(Saved entries)

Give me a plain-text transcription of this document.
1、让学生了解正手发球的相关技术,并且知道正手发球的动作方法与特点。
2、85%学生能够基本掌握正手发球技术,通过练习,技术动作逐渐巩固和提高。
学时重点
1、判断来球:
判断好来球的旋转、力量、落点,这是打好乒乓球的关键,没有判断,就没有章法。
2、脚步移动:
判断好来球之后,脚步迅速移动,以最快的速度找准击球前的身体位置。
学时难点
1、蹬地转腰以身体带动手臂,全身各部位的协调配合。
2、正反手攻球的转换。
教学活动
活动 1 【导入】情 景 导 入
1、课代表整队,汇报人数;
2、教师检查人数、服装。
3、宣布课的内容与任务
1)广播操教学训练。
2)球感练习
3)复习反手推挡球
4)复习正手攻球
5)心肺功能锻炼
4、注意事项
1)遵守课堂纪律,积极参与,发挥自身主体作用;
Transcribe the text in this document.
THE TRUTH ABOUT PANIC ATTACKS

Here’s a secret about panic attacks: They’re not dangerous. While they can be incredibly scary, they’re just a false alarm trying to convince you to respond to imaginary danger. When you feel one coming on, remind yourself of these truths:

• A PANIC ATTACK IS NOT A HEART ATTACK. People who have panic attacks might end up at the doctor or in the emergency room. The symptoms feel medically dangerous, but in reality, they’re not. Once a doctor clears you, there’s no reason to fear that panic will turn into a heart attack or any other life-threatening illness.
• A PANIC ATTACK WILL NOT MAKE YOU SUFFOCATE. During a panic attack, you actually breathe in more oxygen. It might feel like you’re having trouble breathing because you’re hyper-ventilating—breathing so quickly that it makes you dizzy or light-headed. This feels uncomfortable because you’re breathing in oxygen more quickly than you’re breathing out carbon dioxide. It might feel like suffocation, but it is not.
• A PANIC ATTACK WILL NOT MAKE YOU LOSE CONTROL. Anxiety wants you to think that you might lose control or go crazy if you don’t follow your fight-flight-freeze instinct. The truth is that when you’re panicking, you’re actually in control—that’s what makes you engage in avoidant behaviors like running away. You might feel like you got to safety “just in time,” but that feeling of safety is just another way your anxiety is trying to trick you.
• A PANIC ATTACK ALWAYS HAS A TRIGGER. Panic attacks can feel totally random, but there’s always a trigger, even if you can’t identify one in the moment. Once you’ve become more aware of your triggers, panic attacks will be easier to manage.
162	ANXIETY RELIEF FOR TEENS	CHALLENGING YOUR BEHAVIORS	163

_Instructions to follow_:
Exactly reproduce the material above.

_Exercise output_:
Give me a plain-text transcription of this document.
1、让学生了解正手发球的相关技术,并且知道正手发球的动作方法与特点。
2、85%学生能够基本掌握正手发球技术,通过练习,技术动作逐渐巩固和提高。
学时重点
1、判断来球:
判断好来球的旋转、力量、落点,这是打好乒乓球的关键,没有判断,就没有章法。
2、脚步移动:
判断好来球之后,脚步迅速移动,以最快的速度找准击球前的身体位置。
学时难点
1、蹬地转腰以身体带动手臂,全身各部位的协调配合。
2、正反手攻球的转换。
教学活动
活动 1 【导入】情 景 导 入
1、课代表整队,汇报人数;
2、教师检查人数、服装。
3、宣布课的内容与任务
1)广播操教学训练。
2)球感练习
3)复习反手推挡球
4)复习正手攻球
5)心肺功能锻炼
4、注意事项
1)遵守课堂纪律,积极参与,发挥自身主体作用;
Transcribe the text in this document.
THE TRUTH ABOUT PANIC ATTACKS

Here’s a secret about panic attacks: They’re not dangerous. While they can be incredibly scary, they’re just a false alarm trying to convince you to respond to imaginary danger. When you feel one coming on, remind yourself of these truths:

• A PANIC ATTACK IS NOT A HEART ATTACK. People who have panic attacks might end up at the doctor or in the emergency room. The symptoms feel medically dangerous, but in reality, they’re not. Once a doctor clears you, there’s no reason to fear that panic will turn into a heart attack or any other life-threatening illness.
• A PANIC ATTACK WILL NOT MAKE YOU SUFFOCATE. During a panic attack, you actually breathe in more oxygen. It might feel like you’re having trouble breathing because you’re hyper-ventilating—breathing so quickly that it makes you dizzy or light-headed. This feels uncomfortable because you’re breathing in oxygen more quickly than you’re breathing out carbon dioxide. It might feel like suffocation, but it is not.
• A PANIC ATTACK WILL NOT MAKE YOU LOSE CONTROL. Anxiety wants you to think that you might lose control or go crazy if you don’t follow your fight-flight-freeze instinct. The truth is that when you’re panicking, you’re actually in control—that’s what makes you engage in avoidant behaviors like running away. You might feel like you got to safety “just in time,” but that feeling of safety is just another way your anxiety is trying to trick you.
• A PANIC ATTACK ALWAYS HAS A TRIGGER. Panic attacks can feel totally random, but there’s always a trigger, even if you can’t identify one in the moment. Once you’ve become more aware of your triggers, panic attacks will be easier to manage.
162	ANXIETY RELIEF FOR TEENS	CHALLENGING YOUR BEHAVIORS	163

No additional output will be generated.